:: PROVIDED DATA ::

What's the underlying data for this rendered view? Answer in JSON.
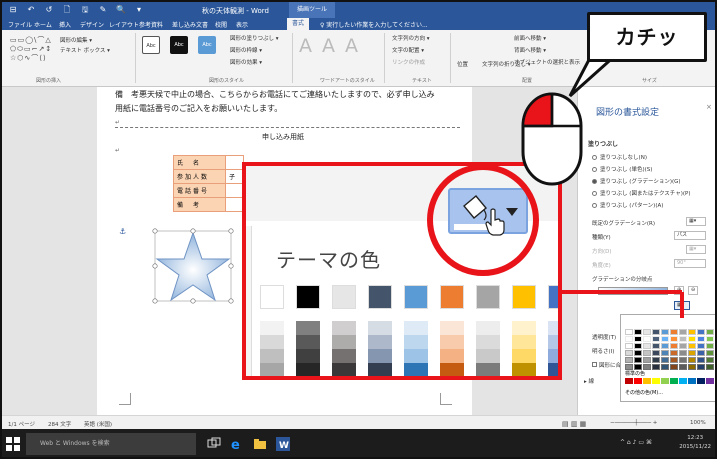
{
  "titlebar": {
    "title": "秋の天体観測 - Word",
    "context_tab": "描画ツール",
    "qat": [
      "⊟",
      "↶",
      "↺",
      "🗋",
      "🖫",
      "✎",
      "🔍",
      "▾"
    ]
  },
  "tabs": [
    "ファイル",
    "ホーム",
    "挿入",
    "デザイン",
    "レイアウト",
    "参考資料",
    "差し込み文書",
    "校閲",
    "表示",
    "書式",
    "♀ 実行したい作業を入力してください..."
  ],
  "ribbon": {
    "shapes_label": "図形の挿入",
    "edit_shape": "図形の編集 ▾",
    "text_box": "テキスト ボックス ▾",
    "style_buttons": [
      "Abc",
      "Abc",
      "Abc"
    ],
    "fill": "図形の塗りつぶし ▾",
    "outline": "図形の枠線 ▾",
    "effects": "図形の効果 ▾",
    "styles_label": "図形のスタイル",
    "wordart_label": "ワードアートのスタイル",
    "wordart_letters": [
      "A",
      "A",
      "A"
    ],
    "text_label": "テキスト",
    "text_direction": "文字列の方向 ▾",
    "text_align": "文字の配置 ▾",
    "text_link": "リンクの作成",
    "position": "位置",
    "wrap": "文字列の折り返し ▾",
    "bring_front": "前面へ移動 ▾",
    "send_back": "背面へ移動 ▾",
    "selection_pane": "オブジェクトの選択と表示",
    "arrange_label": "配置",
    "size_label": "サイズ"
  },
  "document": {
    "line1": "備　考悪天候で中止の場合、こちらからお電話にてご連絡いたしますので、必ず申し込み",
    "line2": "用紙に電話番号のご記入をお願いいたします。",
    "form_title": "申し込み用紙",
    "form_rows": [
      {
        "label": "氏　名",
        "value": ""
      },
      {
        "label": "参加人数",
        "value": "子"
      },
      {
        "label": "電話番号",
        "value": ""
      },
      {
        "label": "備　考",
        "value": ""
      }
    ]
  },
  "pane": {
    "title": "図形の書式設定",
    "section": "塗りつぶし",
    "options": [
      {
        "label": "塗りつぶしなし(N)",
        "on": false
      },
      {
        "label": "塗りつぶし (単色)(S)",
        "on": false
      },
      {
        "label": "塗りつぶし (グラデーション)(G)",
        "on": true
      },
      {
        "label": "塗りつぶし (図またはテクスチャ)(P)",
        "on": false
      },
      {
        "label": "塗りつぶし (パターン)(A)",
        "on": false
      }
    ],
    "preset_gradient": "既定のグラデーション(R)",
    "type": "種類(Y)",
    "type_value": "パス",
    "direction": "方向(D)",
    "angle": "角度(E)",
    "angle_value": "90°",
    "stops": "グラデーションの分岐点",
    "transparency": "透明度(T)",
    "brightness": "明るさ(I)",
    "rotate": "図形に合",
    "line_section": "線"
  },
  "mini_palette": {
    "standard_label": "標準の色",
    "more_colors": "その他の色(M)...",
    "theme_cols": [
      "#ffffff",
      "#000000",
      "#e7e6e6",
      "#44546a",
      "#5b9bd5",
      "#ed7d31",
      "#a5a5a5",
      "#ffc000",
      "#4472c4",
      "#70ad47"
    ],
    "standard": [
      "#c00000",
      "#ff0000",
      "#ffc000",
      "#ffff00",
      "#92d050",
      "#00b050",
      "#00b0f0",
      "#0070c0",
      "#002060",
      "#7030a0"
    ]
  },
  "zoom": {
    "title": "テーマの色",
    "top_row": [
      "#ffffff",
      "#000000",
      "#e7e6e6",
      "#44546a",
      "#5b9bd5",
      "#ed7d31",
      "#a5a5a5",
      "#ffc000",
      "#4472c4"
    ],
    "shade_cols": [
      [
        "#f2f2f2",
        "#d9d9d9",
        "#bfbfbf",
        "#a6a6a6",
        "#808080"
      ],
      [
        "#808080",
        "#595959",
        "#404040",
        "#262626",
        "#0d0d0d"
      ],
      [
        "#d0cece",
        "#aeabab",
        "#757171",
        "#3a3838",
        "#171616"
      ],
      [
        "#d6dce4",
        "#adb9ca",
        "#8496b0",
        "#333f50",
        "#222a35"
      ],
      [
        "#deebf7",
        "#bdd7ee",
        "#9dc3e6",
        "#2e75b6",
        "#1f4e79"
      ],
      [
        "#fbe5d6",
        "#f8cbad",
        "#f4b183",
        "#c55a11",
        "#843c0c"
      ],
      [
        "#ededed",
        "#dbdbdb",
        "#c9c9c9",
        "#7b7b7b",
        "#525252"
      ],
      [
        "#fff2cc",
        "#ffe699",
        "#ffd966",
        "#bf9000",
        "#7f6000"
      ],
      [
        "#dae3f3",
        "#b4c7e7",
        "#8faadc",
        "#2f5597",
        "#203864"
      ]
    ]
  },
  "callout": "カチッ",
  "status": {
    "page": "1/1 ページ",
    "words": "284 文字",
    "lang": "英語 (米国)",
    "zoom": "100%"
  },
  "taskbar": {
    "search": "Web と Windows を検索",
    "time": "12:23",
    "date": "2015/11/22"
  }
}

:::
:: PROVIDED DATA ::

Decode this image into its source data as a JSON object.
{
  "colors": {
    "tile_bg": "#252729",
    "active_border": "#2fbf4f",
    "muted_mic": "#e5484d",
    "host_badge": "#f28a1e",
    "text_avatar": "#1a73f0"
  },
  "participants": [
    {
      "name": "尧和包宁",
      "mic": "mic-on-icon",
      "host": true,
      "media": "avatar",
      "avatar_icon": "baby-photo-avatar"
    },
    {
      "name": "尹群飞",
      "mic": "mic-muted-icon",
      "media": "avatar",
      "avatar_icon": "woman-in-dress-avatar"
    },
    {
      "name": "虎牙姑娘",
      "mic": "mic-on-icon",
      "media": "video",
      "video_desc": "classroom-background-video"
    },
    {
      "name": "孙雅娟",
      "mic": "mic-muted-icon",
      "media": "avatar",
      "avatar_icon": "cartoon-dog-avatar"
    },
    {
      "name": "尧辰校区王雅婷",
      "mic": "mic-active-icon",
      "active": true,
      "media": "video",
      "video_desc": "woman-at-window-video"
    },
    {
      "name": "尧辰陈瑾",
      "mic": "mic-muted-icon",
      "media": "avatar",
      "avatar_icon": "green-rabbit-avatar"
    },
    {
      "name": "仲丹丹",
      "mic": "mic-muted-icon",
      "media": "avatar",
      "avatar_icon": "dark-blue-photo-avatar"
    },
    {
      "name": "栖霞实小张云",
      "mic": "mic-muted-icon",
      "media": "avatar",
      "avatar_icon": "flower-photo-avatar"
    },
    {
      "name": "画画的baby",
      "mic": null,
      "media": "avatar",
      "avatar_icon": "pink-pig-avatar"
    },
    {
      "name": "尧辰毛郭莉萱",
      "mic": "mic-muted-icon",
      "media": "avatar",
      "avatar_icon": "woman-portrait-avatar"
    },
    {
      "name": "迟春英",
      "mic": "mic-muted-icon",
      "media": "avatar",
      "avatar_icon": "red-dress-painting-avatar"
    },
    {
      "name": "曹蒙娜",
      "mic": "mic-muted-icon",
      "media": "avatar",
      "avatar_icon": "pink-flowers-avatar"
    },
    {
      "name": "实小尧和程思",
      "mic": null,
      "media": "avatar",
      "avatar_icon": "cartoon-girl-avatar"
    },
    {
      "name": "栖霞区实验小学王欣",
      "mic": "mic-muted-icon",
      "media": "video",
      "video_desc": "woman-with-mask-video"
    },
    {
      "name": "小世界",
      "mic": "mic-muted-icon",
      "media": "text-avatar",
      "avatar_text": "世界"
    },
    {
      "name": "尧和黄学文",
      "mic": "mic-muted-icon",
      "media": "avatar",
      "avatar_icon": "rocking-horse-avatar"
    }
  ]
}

:::

• [TASK GOAL] Identify the lines in the entries above that contain "cartoon", then copy them out.

• [FINISHED EXERCISE]
      "avatar_icon": "cartoon-dog-avatar"
      "avatar_icon": "cartoon-girl-avatar"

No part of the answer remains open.